• To do: Which lines hold the word "title"? Copy each one.

• Material supplied:

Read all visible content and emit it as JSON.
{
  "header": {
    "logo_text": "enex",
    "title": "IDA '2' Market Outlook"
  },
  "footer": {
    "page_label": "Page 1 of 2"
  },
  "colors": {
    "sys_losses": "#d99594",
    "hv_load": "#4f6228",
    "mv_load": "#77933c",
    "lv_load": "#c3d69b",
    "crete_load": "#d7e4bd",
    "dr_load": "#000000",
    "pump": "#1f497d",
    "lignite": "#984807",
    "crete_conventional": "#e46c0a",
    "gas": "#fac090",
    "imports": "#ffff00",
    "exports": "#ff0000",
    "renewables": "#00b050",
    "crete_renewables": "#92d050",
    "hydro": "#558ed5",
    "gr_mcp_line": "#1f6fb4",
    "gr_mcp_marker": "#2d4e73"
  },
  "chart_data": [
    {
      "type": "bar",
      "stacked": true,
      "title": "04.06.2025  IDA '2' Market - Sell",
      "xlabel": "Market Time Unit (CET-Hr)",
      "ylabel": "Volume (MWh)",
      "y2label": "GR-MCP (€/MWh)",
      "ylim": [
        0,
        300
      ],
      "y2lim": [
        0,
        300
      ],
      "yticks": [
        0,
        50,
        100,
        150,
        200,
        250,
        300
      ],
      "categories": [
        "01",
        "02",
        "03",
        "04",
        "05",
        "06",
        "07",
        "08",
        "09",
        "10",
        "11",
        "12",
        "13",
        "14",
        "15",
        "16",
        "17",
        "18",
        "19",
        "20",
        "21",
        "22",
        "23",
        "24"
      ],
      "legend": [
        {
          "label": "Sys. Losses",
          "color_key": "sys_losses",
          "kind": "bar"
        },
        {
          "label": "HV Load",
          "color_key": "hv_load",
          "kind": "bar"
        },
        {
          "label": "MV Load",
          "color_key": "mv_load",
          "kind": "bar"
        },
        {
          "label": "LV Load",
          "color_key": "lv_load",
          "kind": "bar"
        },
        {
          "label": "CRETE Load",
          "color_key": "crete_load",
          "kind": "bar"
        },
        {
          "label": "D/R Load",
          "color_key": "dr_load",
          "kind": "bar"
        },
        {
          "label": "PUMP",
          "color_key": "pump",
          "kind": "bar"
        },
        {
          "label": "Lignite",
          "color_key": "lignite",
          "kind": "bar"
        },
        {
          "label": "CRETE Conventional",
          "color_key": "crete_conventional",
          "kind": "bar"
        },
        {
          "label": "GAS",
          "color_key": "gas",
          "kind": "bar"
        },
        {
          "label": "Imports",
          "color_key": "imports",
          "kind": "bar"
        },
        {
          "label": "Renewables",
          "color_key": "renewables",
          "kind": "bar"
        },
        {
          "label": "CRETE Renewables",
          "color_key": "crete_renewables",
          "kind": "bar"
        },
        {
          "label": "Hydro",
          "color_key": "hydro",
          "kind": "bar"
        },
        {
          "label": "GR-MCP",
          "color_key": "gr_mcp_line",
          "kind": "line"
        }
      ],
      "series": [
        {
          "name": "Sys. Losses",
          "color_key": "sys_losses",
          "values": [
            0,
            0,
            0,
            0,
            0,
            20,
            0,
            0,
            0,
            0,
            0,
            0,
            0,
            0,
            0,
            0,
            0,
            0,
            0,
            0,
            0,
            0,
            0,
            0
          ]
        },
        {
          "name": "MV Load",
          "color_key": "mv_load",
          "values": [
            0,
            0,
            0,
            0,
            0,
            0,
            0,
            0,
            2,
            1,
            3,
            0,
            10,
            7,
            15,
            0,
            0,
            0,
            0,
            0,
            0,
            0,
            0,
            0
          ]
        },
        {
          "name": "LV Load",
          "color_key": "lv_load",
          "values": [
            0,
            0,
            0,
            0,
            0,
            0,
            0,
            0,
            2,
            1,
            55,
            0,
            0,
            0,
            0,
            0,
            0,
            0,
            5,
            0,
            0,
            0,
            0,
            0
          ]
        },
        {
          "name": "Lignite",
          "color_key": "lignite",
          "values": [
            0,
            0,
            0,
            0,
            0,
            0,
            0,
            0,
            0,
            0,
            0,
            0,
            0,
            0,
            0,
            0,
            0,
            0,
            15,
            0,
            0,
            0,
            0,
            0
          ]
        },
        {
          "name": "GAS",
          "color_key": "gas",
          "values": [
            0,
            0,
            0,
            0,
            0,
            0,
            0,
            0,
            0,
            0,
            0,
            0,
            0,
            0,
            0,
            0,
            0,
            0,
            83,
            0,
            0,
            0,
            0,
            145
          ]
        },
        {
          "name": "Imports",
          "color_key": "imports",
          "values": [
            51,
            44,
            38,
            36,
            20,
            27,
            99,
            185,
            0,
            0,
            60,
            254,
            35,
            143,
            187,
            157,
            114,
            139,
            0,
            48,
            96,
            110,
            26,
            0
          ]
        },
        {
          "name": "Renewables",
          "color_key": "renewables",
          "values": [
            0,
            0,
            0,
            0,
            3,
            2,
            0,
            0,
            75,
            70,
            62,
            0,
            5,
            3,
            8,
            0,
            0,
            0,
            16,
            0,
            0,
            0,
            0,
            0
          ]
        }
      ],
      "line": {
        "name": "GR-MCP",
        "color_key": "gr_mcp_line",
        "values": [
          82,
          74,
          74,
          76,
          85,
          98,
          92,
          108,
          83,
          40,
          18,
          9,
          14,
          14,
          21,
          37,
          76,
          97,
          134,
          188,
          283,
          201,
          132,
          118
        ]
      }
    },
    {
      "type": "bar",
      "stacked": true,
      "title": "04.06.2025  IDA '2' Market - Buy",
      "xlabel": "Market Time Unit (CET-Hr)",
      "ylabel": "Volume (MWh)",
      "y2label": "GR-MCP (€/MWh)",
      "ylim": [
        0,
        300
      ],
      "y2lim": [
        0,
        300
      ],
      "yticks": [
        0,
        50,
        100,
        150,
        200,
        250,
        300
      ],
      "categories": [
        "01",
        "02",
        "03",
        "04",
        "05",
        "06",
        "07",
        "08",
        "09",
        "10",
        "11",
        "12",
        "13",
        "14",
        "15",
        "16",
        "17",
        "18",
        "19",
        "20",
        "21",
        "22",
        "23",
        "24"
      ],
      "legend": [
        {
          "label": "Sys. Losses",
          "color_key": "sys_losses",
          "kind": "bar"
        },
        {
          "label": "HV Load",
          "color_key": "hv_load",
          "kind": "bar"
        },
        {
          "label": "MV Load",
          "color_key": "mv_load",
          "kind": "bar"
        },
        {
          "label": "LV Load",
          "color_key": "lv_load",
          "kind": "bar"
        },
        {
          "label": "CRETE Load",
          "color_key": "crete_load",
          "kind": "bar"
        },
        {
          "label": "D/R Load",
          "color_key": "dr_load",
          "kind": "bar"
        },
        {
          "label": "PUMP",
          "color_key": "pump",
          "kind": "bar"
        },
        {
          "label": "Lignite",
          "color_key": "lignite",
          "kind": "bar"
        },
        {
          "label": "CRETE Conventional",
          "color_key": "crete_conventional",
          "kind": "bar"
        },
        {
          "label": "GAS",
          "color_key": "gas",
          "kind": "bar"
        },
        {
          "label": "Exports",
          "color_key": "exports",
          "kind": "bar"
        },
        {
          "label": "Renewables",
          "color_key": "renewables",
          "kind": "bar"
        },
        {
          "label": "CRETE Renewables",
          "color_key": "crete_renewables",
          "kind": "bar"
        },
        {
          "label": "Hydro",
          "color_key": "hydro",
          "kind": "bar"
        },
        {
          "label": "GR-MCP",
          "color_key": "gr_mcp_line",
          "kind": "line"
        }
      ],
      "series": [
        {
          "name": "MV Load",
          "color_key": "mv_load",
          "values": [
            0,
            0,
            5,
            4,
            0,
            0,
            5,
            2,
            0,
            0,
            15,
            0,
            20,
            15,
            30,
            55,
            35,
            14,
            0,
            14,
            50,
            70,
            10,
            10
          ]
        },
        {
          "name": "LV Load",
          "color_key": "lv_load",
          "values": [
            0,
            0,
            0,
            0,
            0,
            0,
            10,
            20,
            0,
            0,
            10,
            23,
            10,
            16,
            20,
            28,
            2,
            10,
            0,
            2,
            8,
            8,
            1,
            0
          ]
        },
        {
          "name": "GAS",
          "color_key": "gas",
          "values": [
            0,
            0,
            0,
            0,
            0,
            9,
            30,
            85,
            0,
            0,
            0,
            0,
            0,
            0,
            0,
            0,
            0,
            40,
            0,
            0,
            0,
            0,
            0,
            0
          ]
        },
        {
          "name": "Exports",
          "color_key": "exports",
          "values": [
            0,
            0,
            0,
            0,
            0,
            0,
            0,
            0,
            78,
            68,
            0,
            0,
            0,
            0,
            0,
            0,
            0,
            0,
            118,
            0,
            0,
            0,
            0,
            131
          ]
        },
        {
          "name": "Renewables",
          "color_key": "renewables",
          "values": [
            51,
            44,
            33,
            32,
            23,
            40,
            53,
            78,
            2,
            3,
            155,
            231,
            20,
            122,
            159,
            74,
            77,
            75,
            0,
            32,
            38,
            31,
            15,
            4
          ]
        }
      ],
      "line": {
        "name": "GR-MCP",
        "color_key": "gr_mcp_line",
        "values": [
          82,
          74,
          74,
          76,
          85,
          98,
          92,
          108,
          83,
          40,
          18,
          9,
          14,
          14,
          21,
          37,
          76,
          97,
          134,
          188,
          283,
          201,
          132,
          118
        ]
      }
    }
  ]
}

• Result of the exercise:
    "title": "IDA '2' Market Outlook"
      "title": "04.06.2025  IDA '2' Market - Sell",
      "title": "04.06.2025  IDA '2' Market - Buy",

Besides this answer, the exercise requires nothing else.